══ Records supplied ══

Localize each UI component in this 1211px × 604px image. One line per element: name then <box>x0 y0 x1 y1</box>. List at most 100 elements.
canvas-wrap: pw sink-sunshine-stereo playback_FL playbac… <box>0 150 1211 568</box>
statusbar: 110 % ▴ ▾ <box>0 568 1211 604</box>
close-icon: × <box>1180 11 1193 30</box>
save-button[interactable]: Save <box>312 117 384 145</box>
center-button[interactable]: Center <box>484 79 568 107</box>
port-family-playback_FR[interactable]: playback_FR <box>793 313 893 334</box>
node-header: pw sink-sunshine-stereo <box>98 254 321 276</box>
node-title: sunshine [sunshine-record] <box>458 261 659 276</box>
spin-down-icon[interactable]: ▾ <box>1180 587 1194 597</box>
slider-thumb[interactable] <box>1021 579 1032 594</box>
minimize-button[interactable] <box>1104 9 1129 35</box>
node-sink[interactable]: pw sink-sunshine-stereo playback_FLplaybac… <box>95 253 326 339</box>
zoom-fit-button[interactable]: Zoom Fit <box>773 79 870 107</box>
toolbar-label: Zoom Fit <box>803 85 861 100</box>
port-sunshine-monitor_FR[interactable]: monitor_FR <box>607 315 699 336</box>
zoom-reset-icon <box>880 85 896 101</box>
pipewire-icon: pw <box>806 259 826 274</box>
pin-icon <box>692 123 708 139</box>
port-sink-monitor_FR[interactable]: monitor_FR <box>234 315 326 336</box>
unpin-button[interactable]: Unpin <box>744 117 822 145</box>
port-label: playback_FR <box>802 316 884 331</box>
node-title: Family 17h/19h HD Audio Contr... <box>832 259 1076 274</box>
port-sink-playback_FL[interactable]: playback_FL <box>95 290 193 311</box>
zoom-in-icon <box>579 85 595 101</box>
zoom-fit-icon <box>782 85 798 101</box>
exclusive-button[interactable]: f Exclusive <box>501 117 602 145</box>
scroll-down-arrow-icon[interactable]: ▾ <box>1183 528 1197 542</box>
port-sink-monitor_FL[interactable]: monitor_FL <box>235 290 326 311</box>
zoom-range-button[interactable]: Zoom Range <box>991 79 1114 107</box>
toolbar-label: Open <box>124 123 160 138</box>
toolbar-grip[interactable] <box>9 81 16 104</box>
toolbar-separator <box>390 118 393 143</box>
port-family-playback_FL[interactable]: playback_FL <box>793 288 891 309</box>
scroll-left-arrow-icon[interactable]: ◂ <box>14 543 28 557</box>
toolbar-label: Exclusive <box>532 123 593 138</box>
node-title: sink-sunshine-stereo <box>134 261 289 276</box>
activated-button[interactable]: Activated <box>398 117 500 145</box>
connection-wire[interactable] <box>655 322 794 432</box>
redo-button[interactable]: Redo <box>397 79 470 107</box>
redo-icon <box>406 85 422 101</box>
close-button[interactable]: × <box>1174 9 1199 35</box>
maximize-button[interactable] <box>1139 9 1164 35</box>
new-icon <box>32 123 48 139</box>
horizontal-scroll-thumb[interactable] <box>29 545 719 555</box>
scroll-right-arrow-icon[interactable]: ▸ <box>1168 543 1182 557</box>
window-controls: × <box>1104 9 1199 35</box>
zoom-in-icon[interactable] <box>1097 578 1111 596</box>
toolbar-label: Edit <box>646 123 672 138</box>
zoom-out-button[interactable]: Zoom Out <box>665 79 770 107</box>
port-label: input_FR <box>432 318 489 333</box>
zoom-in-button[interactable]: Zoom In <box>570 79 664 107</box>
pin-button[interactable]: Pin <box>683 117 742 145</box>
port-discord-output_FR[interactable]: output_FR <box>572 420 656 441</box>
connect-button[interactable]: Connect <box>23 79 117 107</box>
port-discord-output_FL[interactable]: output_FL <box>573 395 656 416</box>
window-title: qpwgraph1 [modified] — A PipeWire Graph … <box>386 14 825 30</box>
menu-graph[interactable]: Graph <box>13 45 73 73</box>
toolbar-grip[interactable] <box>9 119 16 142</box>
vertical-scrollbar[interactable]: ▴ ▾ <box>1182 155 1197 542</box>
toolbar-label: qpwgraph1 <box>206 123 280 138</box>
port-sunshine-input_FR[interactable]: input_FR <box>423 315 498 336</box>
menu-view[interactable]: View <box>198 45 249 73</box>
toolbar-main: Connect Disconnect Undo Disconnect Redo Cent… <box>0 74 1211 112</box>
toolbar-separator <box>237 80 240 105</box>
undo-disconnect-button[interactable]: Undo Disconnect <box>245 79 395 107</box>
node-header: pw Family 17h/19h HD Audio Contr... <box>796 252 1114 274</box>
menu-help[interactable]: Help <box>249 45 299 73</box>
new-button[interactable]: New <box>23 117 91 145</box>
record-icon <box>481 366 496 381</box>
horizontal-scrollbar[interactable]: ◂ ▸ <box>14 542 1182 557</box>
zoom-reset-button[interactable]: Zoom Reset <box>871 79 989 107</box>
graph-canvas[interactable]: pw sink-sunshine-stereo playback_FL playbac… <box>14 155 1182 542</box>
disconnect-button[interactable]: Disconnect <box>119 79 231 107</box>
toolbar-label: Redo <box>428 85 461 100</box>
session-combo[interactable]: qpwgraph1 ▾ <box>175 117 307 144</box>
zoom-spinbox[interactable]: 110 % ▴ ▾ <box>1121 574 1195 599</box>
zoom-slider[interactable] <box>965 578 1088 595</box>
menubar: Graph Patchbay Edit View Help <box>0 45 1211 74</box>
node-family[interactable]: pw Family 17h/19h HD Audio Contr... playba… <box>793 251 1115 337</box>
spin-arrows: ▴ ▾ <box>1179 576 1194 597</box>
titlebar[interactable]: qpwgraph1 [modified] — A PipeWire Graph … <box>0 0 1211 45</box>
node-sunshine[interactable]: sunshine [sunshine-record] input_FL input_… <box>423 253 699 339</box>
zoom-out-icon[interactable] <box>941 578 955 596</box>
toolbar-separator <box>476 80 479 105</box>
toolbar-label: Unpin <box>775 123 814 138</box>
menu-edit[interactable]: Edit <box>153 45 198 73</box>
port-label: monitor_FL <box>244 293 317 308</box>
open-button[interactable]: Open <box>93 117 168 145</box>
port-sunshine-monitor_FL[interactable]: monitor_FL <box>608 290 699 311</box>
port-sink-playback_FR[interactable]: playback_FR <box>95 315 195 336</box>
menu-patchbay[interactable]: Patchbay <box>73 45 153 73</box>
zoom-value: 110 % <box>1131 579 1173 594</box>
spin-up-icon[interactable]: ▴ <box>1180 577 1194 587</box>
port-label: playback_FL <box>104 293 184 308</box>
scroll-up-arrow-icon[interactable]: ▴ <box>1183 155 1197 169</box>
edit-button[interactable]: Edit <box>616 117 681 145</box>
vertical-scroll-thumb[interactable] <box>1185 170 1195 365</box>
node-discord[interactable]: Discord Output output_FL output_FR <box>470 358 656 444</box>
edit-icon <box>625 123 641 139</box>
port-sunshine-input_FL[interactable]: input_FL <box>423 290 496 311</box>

═══
══ Records supplied ══

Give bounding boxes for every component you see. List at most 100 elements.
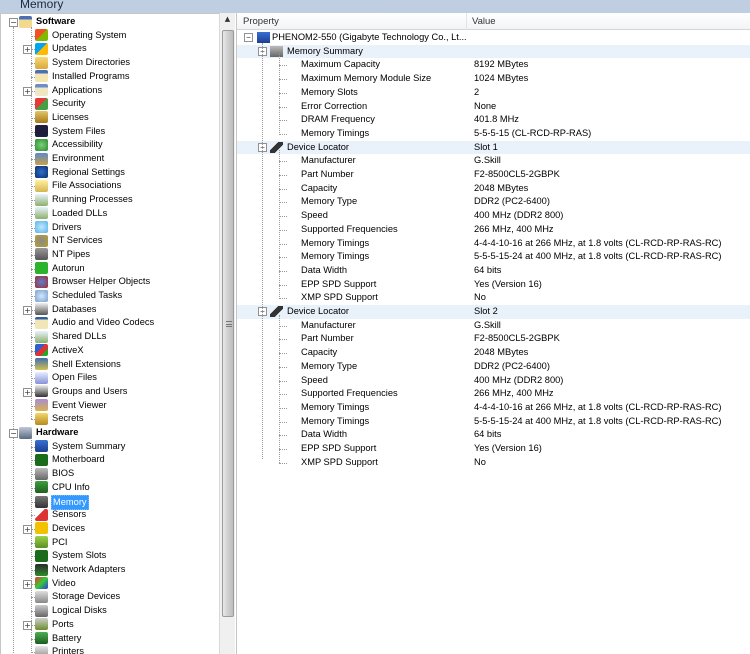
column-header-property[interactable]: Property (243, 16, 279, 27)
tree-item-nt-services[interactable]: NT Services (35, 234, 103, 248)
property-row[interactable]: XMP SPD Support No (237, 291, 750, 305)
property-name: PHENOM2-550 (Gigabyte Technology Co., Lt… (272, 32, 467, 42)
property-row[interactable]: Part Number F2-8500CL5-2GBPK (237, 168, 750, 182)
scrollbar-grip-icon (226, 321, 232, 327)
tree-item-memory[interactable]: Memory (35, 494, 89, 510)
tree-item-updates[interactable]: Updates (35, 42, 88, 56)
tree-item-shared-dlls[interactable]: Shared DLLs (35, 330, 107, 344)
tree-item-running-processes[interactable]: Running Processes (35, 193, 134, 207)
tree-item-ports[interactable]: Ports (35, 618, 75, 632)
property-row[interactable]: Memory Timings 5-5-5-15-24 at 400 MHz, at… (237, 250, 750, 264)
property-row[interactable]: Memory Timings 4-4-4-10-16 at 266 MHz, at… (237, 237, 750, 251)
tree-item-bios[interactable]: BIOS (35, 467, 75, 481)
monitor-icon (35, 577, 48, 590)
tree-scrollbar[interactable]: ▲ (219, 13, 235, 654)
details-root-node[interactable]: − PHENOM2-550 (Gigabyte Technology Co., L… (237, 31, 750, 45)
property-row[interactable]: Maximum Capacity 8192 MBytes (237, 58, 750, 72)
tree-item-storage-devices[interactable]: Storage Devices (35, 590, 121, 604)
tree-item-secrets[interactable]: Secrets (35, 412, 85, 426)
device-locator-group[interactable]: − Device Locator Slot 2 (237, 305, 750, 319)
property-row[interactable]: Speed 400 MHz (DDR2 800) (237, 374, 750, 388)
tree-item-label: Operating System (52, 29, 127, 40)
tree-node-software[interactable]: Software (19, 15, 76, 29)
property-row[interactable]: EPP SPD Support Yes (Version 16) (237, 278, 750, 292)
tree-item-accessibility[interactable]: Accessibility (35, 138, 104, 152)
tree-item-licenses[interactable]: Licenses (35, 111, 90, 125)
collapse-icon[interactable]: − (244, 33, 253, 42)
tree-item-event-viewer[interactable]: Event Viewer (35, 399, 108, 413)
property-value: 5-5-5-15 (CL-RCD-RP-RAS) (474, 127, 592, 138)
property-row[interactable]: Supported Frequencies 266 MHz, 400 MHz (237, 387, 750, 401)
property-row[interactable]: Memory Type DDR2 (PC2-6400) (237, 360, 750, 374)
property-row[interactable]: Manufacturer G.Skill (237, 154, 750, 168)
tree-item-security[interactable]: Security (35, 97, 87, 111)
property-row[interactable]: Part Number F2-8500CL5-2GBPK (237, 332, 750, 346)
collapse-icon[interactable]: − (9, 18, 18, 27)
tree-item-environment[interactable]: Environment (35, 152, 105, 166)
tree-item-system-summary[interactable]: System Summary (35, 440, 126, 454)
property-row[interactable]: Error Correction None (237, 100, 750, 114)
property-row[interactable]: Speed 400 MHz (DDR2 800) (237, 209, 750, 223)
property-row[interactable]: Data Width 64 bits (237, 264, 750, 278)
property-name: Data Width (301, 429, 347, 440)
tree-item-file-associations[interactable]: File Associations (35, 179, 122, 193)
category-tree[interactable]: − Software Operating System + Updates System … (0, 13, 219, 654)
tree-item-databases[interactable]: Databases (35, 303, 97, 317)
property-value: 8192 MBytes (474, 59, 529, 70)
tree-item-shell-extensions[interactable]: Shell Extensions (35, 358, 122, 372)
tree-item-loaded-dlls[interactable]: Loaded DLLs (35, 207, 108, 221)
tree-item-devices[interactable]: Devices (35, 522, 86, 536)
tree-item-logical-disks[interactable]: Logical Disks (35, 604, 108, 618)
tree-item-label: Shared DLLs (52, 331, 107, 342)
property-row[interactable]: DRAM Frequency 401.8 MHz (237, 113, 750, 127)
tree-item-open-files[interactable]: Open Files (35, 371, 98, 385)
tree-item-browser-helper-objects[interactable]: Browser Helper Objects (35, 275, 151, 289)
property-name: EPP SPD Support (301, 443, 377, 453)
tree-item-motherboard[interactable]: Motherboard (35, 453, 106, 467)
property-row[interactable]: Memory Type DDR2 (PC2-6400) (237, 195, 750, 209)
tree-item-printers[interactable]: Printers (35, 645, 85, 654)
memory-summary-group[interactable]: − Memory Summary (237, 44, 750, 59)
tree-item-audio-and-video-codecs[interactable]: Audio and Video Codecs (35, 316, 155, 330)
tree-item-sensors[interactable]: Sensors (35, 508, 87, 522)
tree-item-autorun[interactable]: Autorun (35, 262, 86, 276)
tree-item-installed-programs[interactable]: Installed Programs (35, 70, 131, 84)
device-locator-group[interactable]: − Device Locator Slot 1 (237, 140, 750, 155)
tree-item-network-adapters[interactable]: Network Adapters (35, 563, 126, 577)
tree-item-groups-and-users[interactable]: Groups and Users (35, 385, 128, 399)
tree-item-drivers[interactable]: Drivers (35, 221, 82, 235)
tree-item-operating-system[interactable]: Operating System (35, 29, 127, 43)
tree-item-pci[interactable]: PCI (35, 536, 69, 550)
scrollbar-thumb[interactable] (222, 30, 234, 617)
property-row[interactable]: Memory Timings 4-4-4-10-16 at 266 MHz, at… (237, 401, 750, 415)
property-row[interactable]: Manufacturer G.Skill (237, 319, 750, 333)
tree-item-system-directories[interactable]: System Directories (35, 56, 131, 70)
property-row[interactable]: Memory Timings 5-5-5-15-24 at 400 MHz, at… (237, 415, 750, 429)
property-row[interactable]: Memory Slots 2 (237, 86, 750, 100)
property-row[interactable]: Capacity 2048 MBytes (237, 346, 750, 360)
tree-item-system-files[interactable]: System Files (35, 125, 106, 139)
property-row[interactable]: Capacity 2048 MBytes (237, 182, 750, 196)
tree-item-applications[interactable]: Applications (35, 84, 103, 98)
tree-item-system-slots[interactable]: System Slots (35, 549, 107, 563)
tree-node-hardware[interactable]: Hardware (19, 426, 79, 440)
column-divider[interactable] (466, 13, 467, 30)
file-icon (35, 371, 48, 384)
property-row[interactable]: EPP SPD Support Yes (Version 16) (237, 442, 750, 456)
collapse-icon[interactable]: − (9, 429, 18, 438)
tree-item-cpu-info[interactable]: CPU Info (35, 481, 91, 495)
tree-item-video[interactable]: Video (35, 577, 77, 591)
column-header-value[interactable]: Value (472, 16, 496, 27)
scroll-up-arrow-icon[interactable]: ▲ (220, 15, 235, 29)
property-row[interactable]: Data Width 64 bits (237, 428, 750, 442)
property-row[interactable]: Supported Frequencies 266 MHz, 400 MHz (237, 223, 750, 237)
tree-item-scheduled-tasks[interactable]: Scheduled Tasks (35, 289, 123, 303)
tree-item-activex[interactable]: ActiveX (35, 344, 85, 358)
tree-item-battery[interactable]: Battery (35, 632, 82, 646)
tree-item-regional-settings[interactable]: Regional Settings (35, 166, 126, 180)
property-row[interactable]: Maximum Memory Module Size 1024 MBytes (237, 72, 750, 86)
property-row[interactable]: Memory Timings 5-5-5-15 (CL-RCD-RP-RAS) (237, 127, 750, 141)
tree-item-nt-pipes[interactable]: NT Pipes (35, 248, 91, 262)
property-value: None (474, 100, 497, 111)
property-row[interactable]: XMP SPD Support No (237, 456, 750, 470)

═══

* [Stated goal]:
Reproduce verbatim the records from the line with "16, 279, 27)" up to and including the line with "tree-item-event-viewer[interactable]: Event Viewer".

* [Answer to the exercise]:
column-header-property[interactable]: Property (243, 16, 279, 27)
tree-item-nt-services[interactable]: NT Services (35, 234, 103, 248)
property-row[interactable]: XMP SPD Support No (237, 291, 750, 305)
property-name: PHENOM2-550 (Gigabyte Technology Co., Lt… (272, 32, 467, 42)
property-row[interactable]: Part Number F2-8500CL5-2GBPK (237, 168, 750, 182)
scrollbar-grip-icon (226, 321, 232, 327)
tree-item-memory[interactable]: Memory (35, 494, 89, 510)
tree-item-updates[interactable]: Updates (35, 42, 88, 56)
tree-item-shared-dlls[interactable]: Shared DLLs (35, 330, 107, 344)
tree-item-running-processes[interactable]: Running Processes (35, 193, 134, 207)
tree-item-ports[interactable]: Ports (35, 618, 75, 632)
property-row[interactable]: Memory Timings 5-5-5-15-24 at 400 MHz, at… (237, 250, 750, 264)
property-row[interactable]: Memory Timings 4-4-4-10-16 at 266 MHz, at… (237, 237, 750, 251)
tree-item-bios[interactable]: BIOS (35, 467, 75, 481)
monitor-icon (35, 577, 48, 590)
tree-scrollbar[interactable]: ▲ (219, 13, 235, 654)
details-root-node[interactable]: − PHENOM2-550 (Gigabyte Technology Co., L… (237, 31, 750, 45)
property-row[interactable]: Maximum Capacity 8192 MBytes (237, 58, 750, 72)
tree-item-storage-devices[interactable]: Storage Devices (35, 590, 121, 604)
tree-item-secrets[interactable]: Secrets (35, 412, 85, 426)
device-locator-group[interactable]: − Device Locator Slot 2 (237, 305, 750, 319)
property-row[interactable]: Speed 400 MHz (DDR2 800) (237, 374, 750, 388)
tree-item-label: Operating System (52, 29, 127, 40)
tree-node-software[interactable]: Software (19, 15, 76, 29)
property-row[interactable]: EPP SPD Support Yes (Version 16) (237, 278, 750, 292)
tree-item-accessibility[interactable]: Accessibility (35, 138, 104, 152)
tree-item-licenses[interactable]: Licenses (35, 111, 90, 125)
collapse-icon[interactable]: − (244, 33, 253, 42)
tree-item-event-viewer[interactable]: Event Viewer (35, 399, 108, 413)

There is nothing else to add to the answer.